Exercise description: Check each line of the listing below for the string "IRAN", and copy the ones that have it.

# Start of Records for the exercise

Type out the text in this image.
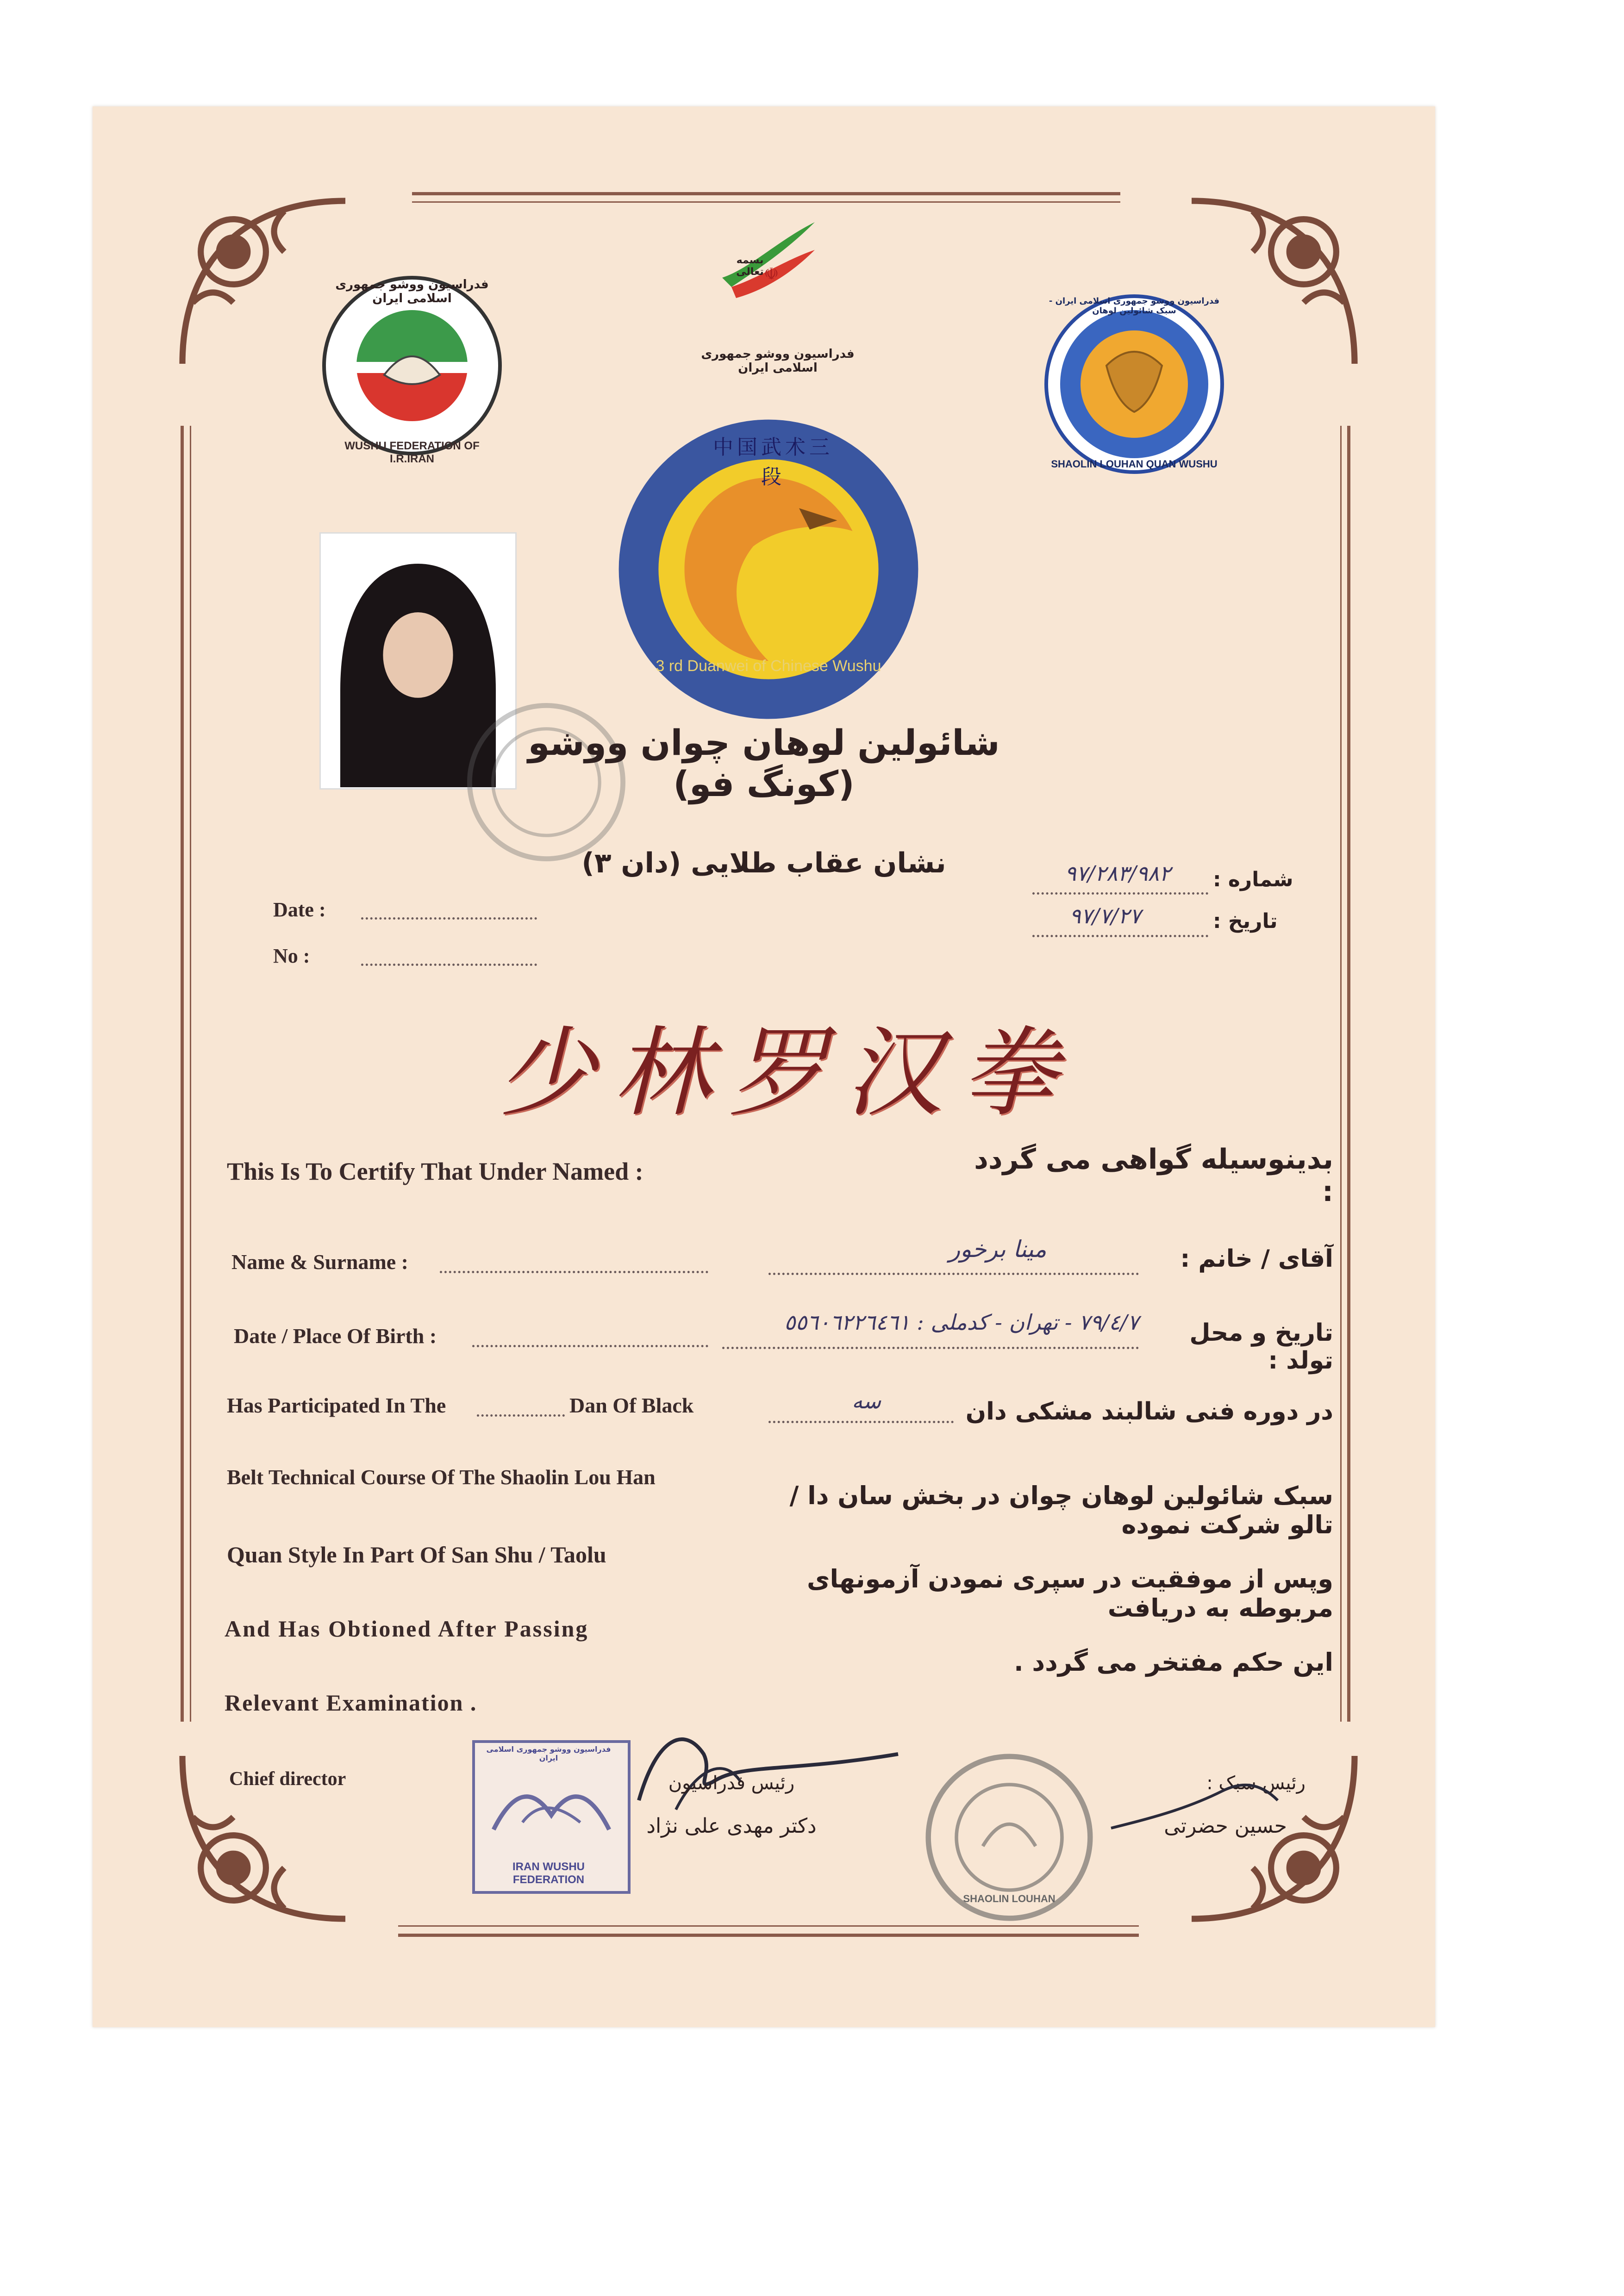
فدراسیون ووشو جمهوری اسلامی ایران
WUSHU FEDERATION OF I.R.IRAN
☫
بسمه تعالی
فدراسیون ووشو جمهوری اسلامی ایران
فدراسیون ووشو جمهوری اسلامی ایران - سبک شائولین لوهان
SHAOLIN LOUHAN QUAN WUSHU
中国武术三段
3 rd Duanwei of Chinese Wushu
شائولین لوهان چوان ووشو (کونگ فو)
نشان عقاب طلایی (دان ٣)
Date :
No :
شماره :
٩٧/٢٨٣/٩٨٢
تاریخ :
٩٧/٧/٢٧
少林罗汉拳
This Is To Certify That Under Named :
Name & Surname :
Date / Place Of Birth :
Has Participated In The	Dan Of Black
Belt Technical Course Of The Shaolin Lou Han
Quan Style In Part Of San Shu / Taolu
And Has Obtioned After Passing
Relevant Examination .
Chief director
بدینوسیله گواهی می گردد :
آقای / خانم :
مینا برخور
تاریخ و محل تولد :
٧٩/٤/٧ - تهران - کدملی : ٥٥٦٠٦٢٢٦٤٦١
در دوره فنی شالبند مشکی دان
سه
سبک شائولین لوهان چوان در بخش سان دا / تالو شرکت نموده
وپس از موفقیت در سپری نمودن آزمونهای مربوطه به دریافت
این حکم مفتخر می گردد .
فدراسیون ووشو جمهوری اسلامی ایران
IRAN WUSHU FEDERATION
رئیس فدراسیون
دکتر مهدی علی نژاد
SHAOLIN LOUHAN
رئیس سبک :
حسین حضرتی
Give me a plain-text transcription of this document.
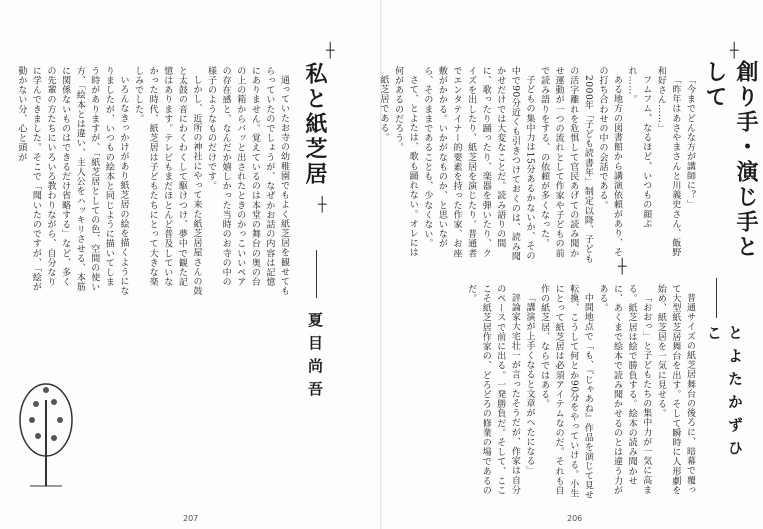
┼
私と紙芝居
┼
夏目尚吾

通っていたお寺の幼稚園でもよく紙芝居を観せてもらっていたのでしょうが、なぜかお話の内容は記憶にありません。覚えているのは本堂の舞台の奥の台の上の箱からバッと出されたときのかっこいいペアの存在感と、なんだか嬉しかった当時のお寺の中の様子のようなものだけです。

しかし、近所の神社にやって来た紙芝居屋さんの鼓と太鼓の音にわくわくして駆けつけ、夢中で観た記憶はあります。テレビもまだほとんど普及していなかった時代、紙芝居は子どもたちにとって大きな楽しみでした。

いろんなきっかけがあり紙芝居の絵を描くようになりましたが、いつもの絵本と同じように描いてしまう時がありますが、「紙芝居としての色、空間の使い方、「絵本とは違い、主人公をハッキリさせる、本筋に関係ないものはできるだけ省略する」など、多くの先輩の方たちにいろいろ教わりながら、自分なりに学んできました。そこで「聞いたのですが、「絵が動かない分、心と頭が

207
┼
創り手・演じ手として
┼
とよたかずひこ

「今までどんな方が講師に？」

「昨年はあさやまさんと川義史さん、飯野和好さん……」

フムフム、なるほど、いつもの顔ぶれ……。

ある地方の図書館から講演依頼があり、その打ち合わせの中の会話である。

2000年「子ども読書年」制定以降、子どもの活字離れを危惧して官民あげての読み聞かせ運動が一つの流れとして作家や子どもの前で読み語りをする、の依頼が多くなった。

子どもの集中力は15分あるかないか、その中で90分近くも引きつけておくのは、読み聞かせだけでは大変なことだ。読み語りの間に、歌ったり踊ったり、楽器を弾いたり、クイズを出したり、紙芝居を演じたり。普通者でエンタテイナー的要素を持った作家、お座敷がかかる。いかがなものか、と思いながら、そのままであることも、少なくない。

さて、とよたは、歌も踊れない。オレには何があるのだろう。

紙芝居である。

普通サイズの紙芝居舞台の後ろに、暗幕で覆って大型紙芝居舞台を出す。そして瞬時に人形劇を始め、紙芝居を一気に見せる。

「おおっ」と子どもたちの集中力が一気に高まる。紙芝居は絵で勝負する。絵本の読み聞かせに、あくまで絵本で読み聞かせるのとは違う力がある。

中間地点で「も、『じゃあね』作品を演じて見せ転換、こうして何とか90分をやっていける。小生にとって紙芝居は必須アイテムなのだ。それも自作の紙芝居、ならではある。

「講演が上手くなると文章がへたになる」

評論家大宅壮一が言ったそうだが、作家は自分のペースで前に出る。一発勝負だ。そして、こここそ紙芝居作家の、どろどろの修業の場であるのだ。

206
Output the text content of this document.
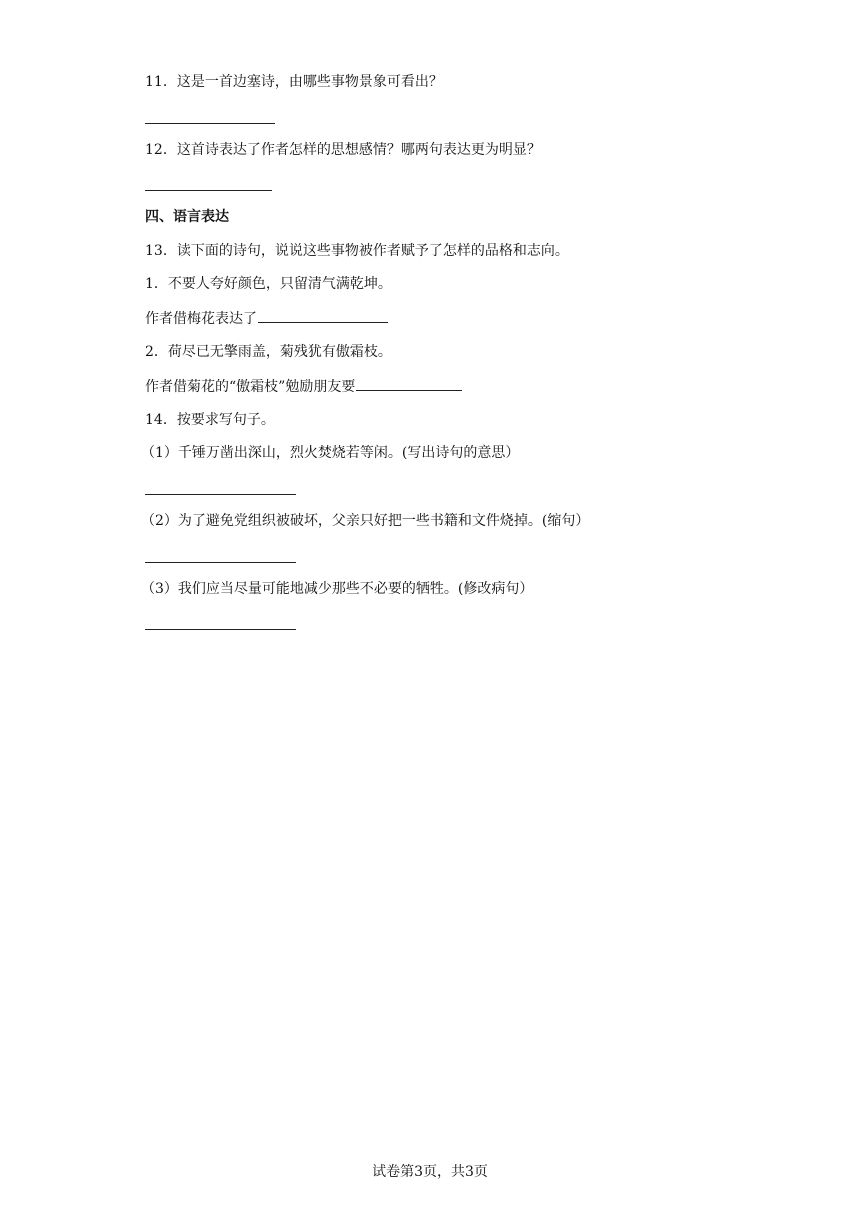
11．这是一首边塞诗，由哪些事物景象可看出？
12．这首诗表达了作者怎样的思想感情？哪两句表达更为明显？
四、语言表达
13．读下面的诗句，说说这些事物被作者赋予了怎样的品格和志向。
1．不要人夸好颜色，只留清气满乾坤。
作者借梅花表达了
2．荷尽已无擎雨盖，菊残犹有傲霜枝。
作者借菊花的“傲霜枝”勉励朋友要
14．按要求写句子。
（1）千锤万凿出深山，烈火焚烧若等闲。(写出诗句的意思）
（2）为了避免党组织被破坏，父亲只好把一些书籍和文件烧掉。(缩句）
（3）我们应当尽量可能地减少那些不必要的牺牲。(修改病句）
试卷第3页，共3页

# End of Records for the exercise

Exercise result:
WUSHU FEDERATION OF I.R.IRAN
IRAN WUSHU FEDERATION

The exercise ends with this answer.